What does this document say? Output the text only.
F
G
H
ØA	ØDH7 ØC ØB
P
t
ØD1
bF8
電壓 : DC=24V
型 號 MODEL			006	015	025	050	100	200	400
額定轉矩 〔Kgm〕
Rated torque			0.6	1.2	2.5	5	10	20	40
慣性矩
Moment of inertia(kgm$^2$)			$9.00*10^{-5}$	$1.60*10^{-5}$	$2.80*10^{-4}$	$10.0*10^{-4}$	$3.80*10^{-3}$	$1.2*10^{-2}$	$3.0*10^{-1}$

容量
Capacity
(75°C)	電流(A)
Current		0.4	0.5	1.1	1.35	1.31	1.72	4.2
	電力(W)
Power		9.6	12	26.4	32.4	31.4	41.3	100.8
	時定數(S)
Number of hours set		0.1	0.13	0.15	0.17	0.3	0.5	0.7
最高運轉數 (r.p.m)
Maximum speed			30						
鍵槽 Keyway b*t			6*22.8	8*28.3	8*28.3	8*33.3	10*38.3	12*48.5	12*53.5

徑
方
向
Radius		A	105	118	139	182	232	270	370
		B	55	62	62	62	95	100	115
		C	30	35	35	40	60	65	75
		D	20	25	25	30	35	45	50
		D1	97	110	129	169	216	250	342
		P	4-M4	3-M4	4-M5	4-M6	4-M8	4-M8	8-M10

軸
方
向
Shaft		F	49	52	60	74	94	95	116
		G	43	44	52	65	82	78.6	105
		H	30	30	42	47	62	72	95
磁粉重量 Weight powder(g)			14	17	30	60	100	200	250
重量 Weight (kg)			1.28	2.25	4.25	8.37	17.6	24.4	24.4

- **What to work on**
Scan the listing above and identify each line holding the string "Weight"; copy every such line.

- **Full solution**
磁粉重量 Weight powder(g)			14	17	30	60	100	200	250
重量 Weight (kg)			1.28	2.25	4.25	8.37	17.6	24.4	24.4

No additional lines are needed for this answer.